Exercise aim
Extract every line that contains the string "name".

[Excerpts from a figure dataset]
= = = = = = =

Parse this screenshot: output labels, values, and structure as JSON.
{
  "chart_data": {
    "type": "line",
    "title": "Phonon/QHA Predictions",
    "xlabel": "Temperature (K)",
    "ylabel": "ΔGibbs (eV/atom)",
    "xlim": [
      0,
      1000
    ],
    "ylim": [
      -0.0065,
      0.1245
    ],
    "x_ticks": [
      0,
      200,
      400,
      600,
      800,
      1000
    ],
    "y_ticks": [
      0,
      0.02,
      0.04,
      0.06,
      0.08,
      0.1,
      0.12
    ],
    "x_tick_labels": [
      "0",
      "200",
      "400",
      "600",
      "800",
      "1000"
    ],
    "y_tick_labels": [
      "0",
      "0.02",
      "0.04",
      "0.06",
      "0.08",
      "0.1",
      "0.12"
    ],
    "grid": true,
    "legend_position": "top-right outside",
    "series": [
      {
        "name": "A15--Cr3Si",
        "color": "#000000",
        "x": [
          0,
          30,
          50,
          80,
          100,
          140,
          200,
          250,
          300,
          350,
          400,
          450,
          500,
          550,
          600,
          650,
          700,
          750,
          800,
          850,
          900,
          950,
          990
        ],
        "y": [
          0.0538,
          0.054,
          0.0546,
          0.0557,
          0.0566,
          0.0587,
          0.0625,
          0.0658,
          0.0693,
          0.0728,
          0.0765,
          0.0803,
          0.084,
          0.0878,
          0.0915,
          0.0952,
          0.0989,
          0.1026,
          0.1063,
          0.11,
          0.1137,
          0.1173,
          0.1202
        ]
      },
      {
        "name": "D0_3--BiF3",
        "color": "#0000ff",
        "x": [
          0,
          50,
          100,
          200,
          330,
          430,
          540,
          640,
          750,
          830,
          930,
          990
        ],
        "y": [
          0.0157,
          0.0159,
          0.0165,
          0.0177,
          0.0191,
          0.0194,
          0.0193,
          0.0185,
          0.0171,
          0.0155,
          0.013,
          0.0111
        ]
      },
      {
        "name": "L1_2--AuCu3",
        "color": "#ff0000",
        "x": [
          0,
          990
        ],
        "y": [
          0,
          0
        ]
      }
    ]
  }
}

= = = = = = =

Answer to the task
        "name": "A15--Cr3Si",
        "name": "D0_3--BiF3",
        "name": "L1_2--AuCu3",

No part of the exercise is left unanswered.